BEGIN

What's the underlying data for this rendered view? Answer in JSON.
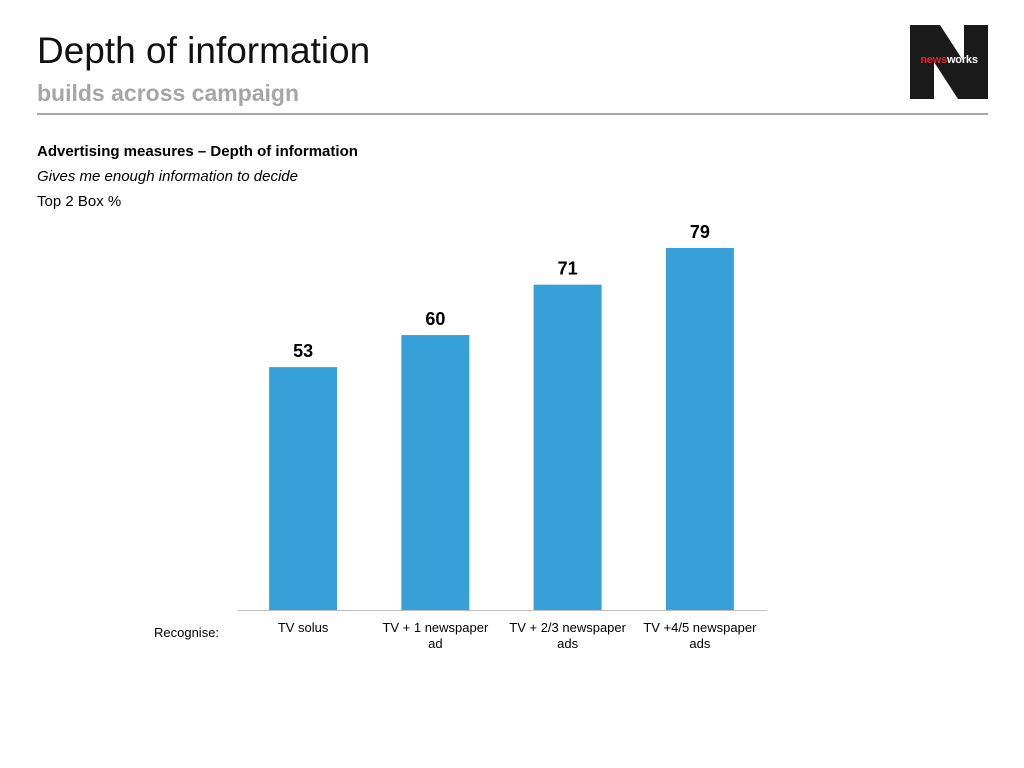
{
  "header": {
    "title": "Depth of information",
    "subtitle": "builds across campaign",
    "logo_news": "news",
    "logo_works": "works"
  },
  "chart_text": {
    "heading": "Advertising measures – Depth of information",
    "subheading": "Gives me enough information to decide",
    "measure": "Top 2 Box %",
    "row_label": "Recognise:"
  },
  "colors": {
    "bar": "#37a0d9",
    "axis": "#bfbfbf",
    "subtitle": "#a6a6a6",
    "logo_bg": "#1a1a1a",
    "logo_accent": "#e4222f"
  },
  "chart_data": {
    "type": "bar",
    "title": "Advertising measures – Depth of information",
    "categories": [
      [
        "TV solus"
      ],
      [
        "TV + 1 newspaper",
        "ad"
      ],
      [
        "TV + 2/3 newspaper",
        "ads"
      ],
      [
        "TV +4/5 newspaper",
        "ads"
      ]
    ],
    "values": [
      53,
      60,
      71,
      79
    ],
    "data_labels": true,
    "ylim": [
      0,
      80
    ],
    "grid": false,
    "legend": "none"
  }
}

END
BEGIN

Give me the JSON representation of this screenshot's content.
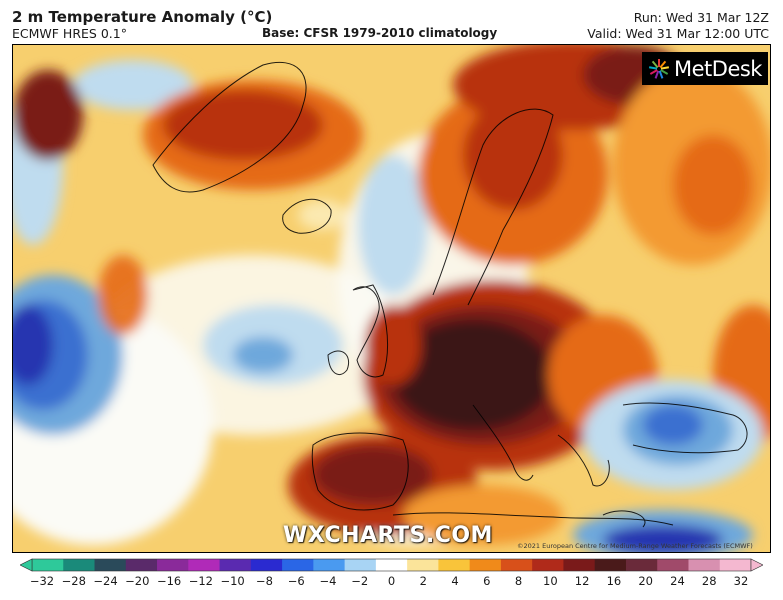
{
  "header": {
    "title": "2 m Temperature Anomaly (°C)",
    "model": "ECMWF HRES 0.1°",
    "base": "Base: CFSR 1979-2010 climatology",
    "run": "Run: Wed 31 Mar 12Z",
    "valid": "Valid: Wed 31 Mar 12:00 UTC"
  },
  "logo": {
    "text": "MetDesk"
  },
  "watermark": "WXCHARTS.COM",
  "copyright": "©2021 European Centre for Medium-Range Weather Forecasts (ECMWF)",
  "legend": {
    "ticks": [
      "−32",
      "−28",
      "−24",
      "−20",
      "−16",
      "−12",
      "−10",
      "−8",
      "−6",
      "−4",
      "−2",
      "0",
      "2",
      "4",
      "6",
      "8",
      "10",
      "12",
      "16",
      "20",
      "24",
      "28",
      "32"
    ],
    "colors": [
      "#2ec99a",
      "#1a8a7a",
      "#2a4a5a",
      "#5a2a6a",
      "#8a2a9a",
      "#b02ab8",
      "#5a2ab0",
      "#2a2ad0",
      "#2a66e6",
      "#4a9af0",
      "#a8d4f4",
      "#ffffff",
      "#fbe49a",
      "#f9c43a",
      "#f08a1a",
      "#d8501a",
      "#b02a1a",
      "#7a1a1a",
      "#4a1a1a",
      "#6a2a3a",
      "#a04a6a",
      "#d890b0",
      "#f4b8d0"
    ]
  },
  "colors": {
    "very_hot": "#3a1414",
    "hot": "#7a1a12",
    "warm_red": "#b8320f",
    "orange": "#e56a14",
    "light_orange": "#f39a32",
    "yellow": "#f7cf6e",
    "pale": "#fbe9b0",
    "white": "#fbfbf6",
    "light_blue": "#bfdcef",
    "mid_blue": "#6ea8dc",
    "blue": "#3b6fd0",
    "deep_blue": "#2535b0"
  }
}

END

[Exercise aim]:
Scan the records above for the string "ECMWF", then report every line that contains it.

[Answer to this exercise]:
    "model": "ECMWF HRES 0.1°",
  "copyright": "©2021 European Centre for Medium-Range Weather Forecasts (ECMWF)",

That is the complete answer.